(Collected data entries)
## Begin

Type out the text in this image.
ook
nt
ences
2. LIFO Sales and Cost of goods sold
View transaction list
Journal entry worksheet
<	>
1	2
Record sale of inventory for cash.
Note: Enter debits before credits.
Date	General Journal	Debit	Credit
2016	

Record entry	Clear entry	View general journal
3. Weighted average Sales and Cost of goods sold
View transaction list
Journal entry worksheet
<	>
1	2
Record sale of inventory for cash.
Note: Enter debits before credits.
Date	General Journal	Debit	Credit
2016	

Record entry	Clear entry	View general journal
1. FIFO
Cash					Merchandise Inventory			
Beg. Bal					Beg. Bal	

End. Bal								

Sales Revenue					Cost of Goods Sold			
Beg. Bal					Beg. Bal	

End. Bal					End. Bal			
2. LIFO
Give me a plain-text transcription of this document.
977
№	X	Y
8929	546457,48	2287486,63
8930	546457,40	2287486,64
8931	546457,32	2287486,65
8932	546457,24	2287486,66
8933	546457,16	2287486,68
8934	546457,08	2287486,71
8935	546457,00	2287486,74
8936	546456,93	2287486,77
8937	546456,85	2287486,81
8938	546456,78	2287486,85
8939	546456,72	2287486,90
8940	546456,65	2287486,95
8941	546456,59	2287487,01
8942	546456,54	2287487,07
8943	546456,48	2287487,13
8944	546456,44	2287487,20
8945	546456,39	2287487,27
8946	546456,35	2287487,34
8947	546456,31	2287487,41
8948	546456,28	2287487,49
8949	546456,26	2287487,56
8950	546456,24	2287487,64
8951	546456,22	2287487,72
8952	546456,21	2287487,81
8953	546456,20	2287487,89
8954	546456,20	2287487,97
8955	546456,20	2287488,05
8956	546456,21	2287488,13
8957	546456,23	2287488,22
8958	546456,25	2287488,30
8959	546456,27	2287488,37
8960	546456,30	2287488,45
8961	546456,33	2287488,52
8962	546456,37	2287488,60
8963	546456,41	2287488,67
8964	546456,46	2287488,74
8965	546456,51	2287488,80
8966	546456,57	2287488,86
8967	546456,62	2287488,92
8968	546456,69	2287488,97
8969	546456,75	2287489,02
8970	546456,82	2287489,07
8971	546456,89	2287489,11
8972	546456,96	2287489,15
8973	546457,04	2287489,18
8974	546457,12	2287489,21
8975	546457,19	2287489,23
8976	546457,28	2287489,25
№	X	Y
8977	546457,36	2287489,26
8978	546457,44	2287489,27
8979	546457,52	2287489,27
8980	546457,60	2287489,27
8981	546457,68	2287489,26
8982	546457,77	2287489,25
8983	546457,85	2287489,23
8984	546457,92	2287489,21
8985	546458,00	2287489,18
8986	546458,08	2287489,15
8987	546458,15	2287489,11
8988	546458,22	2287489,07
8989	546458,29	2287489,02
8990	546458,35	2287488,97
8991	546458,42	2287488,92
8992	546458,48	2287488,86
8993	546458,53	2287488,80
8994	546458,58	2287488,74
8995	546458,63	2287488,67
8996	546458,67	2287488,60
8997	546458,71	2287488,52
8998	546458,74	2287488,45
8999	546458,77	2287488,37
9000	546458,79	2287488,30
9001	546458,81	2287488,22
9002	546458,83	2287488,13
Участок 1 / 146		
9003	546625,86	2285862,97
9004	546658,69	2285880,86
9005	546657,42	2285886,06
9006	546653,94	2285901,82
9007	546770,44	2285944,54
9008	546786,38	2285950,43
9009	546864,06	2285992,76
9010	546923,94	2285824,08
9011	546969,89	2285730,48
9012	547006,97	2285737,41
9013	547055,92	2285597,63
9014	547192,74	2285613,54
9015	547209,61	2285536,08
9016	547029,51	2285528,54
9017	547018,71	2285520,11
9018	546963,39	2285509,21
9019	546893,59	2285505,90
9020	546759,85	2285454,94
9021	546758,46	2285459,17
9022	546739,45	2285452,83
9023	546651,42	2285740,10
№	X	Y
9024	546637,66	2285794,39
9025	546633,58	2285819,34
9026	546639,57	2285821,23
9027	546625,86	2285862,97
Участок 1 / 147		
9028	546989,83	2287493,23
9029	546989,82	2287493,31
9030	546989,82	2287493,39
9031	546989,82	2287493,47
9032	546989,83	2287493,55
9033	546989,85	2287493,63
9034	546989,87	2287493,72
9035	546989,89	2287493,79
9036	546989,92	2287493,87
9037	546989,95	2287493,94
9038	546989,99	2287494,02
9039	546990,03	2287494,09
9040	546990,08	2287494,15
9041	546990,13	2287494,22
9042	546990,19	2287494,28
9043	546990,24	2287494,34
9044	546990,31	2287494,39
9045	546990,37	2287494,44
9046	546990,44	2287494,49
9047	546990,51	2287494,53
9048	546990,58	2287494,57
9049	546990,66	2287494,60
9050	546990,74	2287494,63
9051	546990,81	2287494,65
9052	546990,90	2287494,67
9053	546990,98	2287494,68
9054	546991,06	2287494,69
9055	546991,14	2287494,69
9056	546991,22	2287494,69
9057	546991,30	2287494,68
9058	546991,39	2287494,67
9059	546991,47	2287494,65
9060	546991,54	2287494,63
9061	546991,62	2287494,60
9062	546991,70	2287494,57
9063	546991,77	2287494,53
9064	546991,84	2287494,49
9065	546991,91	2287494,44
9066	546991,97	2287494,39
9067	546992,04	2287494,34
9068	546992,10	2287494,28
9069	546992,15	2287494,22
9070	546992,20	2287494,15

## End

Make an exact copy of the material above.

Type out the text in this image.
ook
nt
ences
2. LIFO Sales and Cost of goods sold
View transaction list
Journal entry worksheet
<	>
1	2
Record sale of inventory for cash.
Note: Enter debits before credits.
Date	General Journal	Debit	Credit
2016	

Record entry	Clear entry	View general journal
3. Weighted average Sales and Cost of goods sold
View transaction list
Journal entry worksheet
<	>
1	2
Record sale of inventory for cash.
Note: Enter debits before credits.
Date	General Journal	Debit	Credit
2016	

Record entry	Clear entry	View general journal
1. FIFO
Cash					Merchandise Inventory			
Beg. Bal					Beg. Bal	

End. Bal								

Sales Revenue					Cost of Goods Sold			
Beg. Bal					Beg. Bal	

End. Bal					End. Bal			
2. LIFO
Give me a plain-text transcription of this document.
977
№	X	Y
8929	546457,48	2287486,63
8930	546457,40	2287486,64
8931	546457,32	2287486,65
8932	546457,24	2287486,66
8933	546457,16	2287486,68
8934	546457,08	2287486,71
8935	546457,00	2287486,74
8936	546456,93	2287486,77
8937	546456,85	2287486,81
8938	546456,78	2287486,85
8939	546456,72	2287486,90
8940	546456,65	2287486,95
8941	546456,59	2287487,01
8942	546456,54	2287487,07
8943	546456,48	2287487,13
8944	546456,44	2287487,20
8945	546456,39	2287487,27
8946	546456,35	2287487,34
8947	546456,31	2287487,41
8948	546456,28	2287487,49
8949	546456,26	2287487,56
8950	546456,24	2287487,64
8951	546456,22	2287487,72
8952	546456,21	2287487,81
8953	546456,20	2287487,89
8954	546456,20	2287487,97
8955	546456,20	2287488,05
8956	546456,21	2287488,13
8957	546456,23	2287488,22
8958	546456,25	2287488,30
8959	546456,27	2287488,37
8960	546456,30	2287488,45
8961	546456,33	2287488,52
8962	546456,37	2287488,60
8963	546456,41	2287488,67
8964	546456,46	2287488,74
8965	546456,51	2287488,80
8966	546456,57	2287488,86
8967	546456,62	2287488,92
8968	546456,69	2287488,97
8969	546456,75	2287489,02
8970	546456,82	2287489,07
8971	546456,89	2287489,11
8972	546456,96	2287489,15
8973	546457,04	2287489,18
8974	546457,12	2287489,21
8975	546457,19	2287489,23
8976	546457,28	2287489,25
№	X	Y
8977	546457,36	2287489,26
8978	546457,44	2287489,27
8979	546457,52	2287489,27
8980	546457,60	2287489,27
8981	546457,68	2287489,26
8982	546457,77	2287489,25
8983	546457,85	2287489,23
8984	546457,92	2287489,21
8985	546458,00	2287489,18
8986	546458,08	2287489,15
8987	546458,15	2287489,11
8988	546458,22	2287489,07
8989	546458,29	2287489,02
8990	546458,35	2287488,97
8991	546458,42	2287488,92
8992	546458,48	2287488,86
8993	546458,53	2287488,80
8994	546458,58	2287488,74
8995	546458,63	2287488,67
8996	546458,67	2287488,60
8997	546458,71	2287488,52
8998	546458,74	2287488,45
8999	546458,77	2287488,37
9000	546458,79	2287488,30
9001	546458,81	2287488,22
9002	546458,83	2287488,13
Участок 1 / 146		
9003	546625,86	2285862,97
9004	546658,69	2285880,86
9005	546657,42	2285886,06
9006	546653,94	2285901,82
9007	546770,44	2285944,54
9008	546786,38	2285950,43
9009	546864,06	2285992,76
9010	546923,94	2285824,08
9011	546969,89	2285730,48
9012	547006,97	2285737,41
9013	547055,92	2285597,63
9014	547192,74	2285613,54
9015	547209,61	2285536,08
9016	547029,51	2285528,54
9017	547018,71	2285520,11
9018	546963,39	2285509,21
9019	546893,59	2285505,90
9020	546759,85	2285454,94
9021	546758,46	2285459,17
9022	546739,45	2285452,83
9023	546651,42	2285740,10
№	X	Y
9024	546637,66	2285794,39
9025	546633,58	2285819,34
9026	546639,57	2285821,23
9027	546625,86	2285862,97
Участок 1 / 147		
9028	546989,83	2287493,23
9029	546989,82	2287493,31
9030	546989,82	2287493,39
9031	546989,82	2287493,47
9032	546989,83	2287493,55
9033	546989,85	2287493,63
9034	546989,87	2287493,72
9035	546989,89	2287493,79
9036	546989,92	2287493,87
9037	546989,95	2287493,94
9038	546989,99	2287494,02
9039	546990,03	2287494,09
9040	546990,08	2287494,15
9041	546990,13	2287494,22
9042	546990,19	2287494,28
9043	546990,24	2287494,34
9044	546990,31	2287494,39
9045	546990,37	2287494,44
9046	546990,44	2287494,49
9047	546990,51	2287494,53
9048	546990,58	2287494,57
9049	546990,66	2287494,60
9050	546990,74	2287494,63
9051	546990,81	2287494,65
9052	546990,90	2287494,67
9053	546990,98	2287494,68
9054	546991,06	2287494,69
9055	546991,14	2287494,69
9056	546991,22	2287494,69
9057	546991,30	2287494,68
9058	546991,39	2287494,67
9059	546991,47	2287494,65
9060	546991,54	2287494,63
9061	546991,62	2287494,60
9062	546991,70	2287494,57
9063	546991,77	2287494,53
9064	546991,84	2287494,49
9065	546991,91	2287494,44
9066	546991,97	2287494,39
9067	546992,04	2287494,34
9068	546992,10	2287494,28
9069	546992,15	2287494,22
9070	546992,20	2287494,15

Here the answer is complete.